§ To be done
From the listing below, extract each line containing the string "spec".

§ Dataset rows
###
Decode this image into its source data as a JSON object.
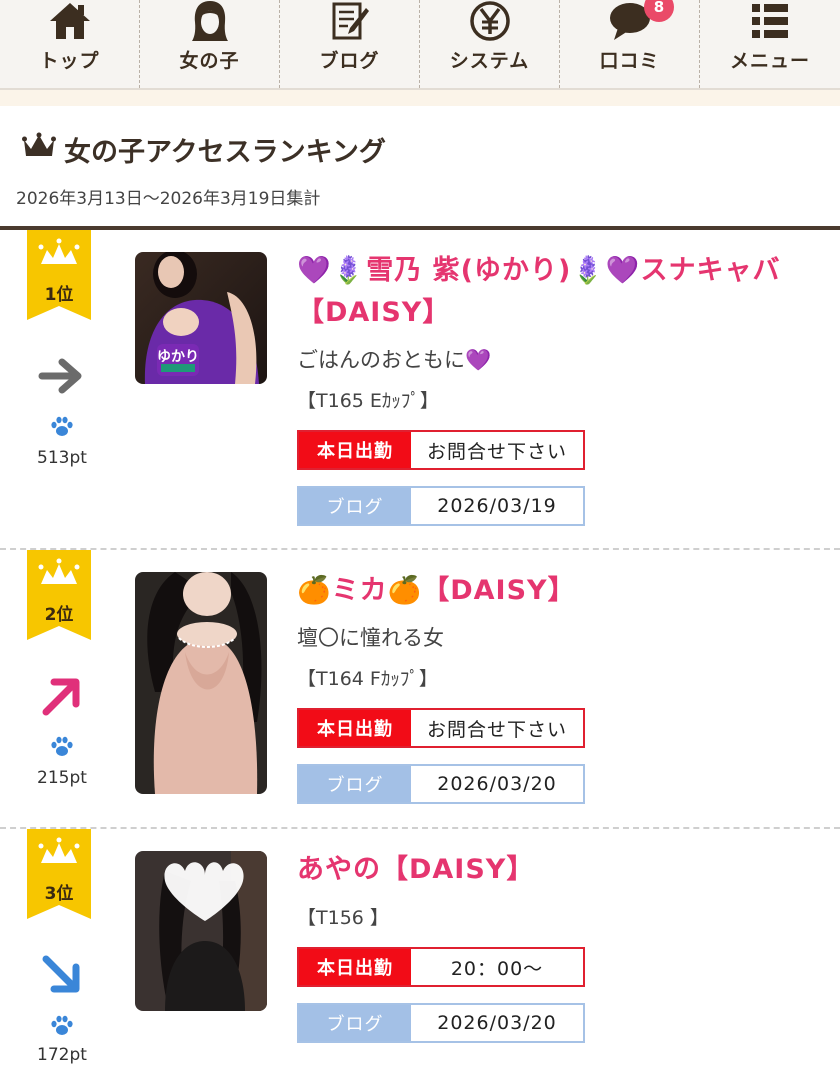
{
  "nav": {
    "items": [
      {
        "label": "トップ",
        "icon": "home-icon"
      },
      {
        "label": "女の子",
        "icon": "girl-icon"
      },
      {
        "label": "ブログ",
        "icon": "blog-icon"
      },
      {
        "label": "システム",
        "icon": "yen-icon"
      },
      {
        "label": "口コミ",
        "icon": "chat-icon",
        "badge": "8"
      },
      {
        "label": "メニュー",
        "icon": "menu-list-icon"
      }
    ]
  },
  "ranking": {
    "title": "女の子アクセスランキング",
    "period": "2026年3月13日～2026年3月19日集計"
  },
  "entries": [
    {
      "rank": "1位",
      "trend": "right",
      "points": "513pt",
      "name_line1": "💜🪻雪乃 紫(ゆかり)🪻💜スナキャバ",
      "name_line2": "【DAISY】",
      "desc": "ごはんのおともに💜",
      "spec": "【T165 Eｶｯﾌﾟ】",
      "work_label": "本日出勤",
      "work_value": "お問合せ下さい",
      "blog_label": "ブログ",
      "blog_date": "2026/03/19",
      "photo_tag": "ゆかり"
    },
    {
      "rank": "2位",
      "trend": "up",
      "points": "215pt",
      "name_line1": "🍊ミカ🍊【DAISY】",
      "desc": "壇〇に憧れる女",
      "spec": "【T164 Fｶｯﾌﾟ】",
      "work_label": "本日出勤",
      "work_value": "お問合せ下さい",
      "blog_label": "ブログ",
      "blog_date": "2026/03/20"
    },
    {
      "rank": "3位",
      "trend": "down",
      "points": "172pt",
      "name_line1": "あやの【DAISY】",
      "spec": "【T156 】",
      "work_label": "本日出勤",
      "work_value": "20：00～",
      "blog_label": "ブログ",
      "blog_date": "2026/03/20"
    }
  ],
  "colors": {
    "accent_pink": "#e5356f",
    "work_red": "#f20c17",
    "blog_blue": "#a3c0e6",
    "ribbon_yellow": "#f7c600",
    "trend_up": "#e0307a",
    "trend_down": "#3a86d8",
    "trend_flat": "#6b6b6b"
  }
}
###
§ Response to this task
      "spec": "【T165 Eｶｯﾌﾟ】",
      "spec": "【T164 Fｶｯﾌﾟ】",
      "spec": "【T156 】",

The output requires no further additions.